▶ [Your task] Take each line containing the word "beverage" and copy it.

▶ [Dataset excerpt]
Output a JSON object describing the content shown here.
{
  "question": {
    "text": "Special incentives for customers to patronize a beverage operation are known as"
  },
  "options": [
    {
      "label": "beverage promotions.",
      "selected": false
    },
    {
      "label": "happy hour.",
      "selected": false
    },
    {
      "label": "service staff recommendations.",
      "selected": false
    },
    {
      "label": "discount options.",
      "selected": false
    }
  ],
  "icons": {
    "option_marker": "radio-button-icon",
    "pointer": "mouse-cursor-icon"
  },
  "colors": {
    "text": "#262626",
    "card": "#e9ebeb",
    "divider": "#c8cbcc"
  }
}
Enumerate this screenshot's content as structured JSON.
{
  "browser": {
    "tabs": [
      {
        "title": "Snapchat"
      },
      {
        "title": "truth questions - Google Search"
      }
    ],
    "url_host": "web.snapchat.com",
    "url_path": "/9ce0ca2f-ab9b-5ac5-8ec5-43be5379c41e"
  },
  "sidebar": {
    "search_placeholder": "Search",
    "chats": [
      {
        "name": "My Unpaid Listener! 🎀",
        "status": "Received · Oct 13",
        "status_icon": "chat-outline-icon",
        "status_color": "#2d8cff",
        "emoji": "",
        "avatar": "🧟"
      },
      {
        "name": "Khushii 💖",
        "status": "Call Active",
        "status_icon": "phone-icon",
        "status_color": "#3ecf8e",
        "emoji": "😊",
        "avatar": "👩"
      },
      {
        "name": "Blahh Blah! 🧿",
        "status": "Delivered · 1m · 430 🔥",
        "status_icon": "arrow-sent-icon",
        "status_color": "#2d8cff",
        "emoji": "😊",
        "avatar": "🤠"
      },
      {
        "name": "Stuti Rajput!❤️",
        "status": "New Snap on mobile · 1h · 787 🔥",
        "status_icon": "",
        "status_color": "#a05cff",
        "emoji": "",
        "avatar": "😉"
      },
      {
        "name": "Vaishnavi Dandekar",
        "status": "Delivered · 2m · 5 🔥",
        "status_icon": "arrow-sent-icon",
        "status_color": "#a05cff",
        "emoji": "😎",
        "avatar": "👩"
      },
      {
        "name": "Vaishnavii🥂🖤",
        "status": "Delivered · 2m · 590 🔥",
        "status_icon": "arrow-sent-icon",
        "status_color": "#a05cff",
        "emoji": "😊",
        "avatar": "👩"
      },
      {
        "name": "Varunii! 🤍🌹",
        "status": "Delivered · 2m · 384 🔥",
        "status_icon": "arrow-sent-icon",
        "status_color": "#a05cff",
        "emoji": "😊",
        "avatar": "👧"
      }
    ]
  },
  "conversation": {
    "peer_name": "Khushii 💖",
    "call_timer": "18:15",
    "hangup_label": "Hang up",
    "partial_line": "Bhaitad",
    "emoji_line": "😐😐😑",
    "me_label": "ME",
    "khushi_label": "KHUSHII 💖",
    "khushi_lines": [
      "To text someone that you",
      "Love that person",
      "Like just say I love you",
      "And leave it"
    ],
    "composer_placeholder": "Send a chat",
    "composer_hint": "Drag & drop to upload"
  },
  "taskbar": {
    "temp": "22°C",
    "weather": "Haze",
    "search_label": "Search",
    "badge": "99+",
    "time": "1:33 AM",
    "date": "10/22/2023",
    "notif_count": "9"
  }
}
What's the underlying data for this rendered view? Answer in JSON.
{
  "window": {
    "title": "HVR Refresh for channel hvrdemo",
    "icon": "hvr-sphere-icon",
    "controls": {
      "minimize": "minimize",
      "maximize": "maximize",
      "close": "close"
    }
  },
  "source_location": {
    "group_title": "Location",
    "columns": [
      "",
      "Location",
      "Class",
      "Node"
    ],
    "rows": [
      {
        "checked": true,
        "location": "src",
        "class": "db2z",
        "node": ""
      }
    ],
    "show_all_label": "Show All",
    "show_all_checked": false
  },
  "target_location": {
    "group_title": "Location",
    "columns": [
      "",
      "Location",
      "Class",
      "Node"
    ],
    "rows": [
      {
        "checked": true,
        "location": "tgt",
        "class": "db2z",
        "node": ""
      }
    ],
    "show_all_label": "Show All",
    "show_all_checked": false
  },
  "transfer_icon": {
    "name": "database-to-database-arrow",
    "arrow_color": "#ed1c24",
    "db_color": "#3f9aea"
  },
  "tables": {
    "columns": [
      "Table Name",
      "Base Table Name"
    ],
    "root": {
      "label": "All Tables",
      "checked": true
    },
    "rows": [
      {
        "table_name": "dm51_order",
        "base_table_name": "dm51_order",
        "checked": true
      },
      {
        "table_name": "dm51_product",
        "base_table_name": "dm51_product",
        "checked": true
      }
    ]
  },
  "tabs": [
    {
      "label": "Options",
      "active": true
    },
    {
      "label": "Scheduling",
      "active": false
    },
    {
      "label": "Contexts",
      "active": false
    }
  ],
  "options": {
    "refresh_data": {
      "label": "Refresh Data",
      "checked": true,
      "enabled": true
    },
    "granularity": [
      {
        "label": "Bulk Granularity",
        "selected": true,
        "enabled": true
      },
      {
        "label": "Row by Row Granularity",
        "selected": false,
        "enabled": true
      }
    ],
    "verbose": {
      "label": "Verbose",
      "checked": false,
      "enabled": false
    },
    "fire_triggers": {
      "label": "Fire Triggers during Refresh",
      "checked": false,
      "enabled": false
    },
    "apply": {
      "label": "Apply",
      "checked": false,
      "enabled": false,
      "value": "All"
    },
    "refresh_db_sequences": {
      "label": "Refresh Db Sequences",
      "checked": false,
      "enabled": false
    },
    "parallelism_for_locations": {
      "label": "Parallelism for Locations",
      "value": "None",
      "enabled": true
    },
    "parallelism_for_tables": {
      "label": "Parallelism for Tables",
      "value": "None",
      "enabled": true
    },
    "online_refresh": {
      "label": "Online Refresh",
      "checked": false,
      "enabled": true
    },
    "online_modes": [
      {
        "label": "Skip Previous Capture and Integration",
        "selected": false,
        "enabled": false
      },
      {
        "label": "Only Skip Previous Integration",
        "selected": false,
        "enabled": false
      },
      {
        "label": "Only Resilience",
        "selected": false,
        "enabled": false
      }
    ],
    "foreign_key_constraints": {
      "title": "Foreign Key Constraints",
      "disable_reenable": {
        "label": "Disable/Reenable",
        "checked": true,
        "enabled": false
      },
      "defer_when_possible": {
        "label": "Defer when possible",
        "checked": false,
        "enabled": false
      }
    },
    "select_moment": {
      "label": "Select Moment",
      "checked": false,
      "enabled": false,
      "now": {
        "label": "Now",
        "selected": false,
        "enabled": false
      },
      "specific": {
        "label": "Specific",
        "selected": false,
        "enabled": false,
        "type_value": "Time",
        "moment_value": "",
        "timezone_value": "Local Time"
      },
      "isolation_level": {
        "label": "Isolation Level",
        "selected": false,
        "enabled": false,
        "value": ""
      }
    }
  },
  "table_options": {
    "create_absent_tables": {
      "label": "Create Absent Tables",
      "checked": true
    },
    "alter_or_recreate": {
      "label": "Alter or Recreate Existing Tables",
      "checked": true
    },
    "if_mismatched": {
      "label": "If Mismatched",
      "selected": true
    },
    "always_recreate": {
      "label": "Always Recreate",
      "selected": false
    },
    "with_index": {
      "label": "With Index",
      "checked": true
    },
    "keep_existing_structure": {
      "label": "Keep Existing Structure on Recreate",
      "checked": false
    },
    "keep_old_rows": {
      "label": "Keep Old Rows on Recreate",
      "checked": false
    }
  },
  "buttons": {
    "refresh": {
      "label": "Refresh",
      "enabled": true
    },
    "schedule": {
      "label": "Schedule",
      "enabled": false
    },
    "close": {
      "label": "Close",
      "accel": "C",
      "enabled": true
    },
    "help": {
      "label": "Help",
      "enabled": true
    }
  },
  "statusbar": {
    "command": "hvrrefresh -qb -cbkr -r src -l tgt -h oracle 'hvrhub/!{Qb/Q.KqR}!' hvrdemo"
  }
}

▶ [Correct response]
    "text": "Special incentives for customers to patronize a beverage operation are known as"
      "label": "beverage promotions.",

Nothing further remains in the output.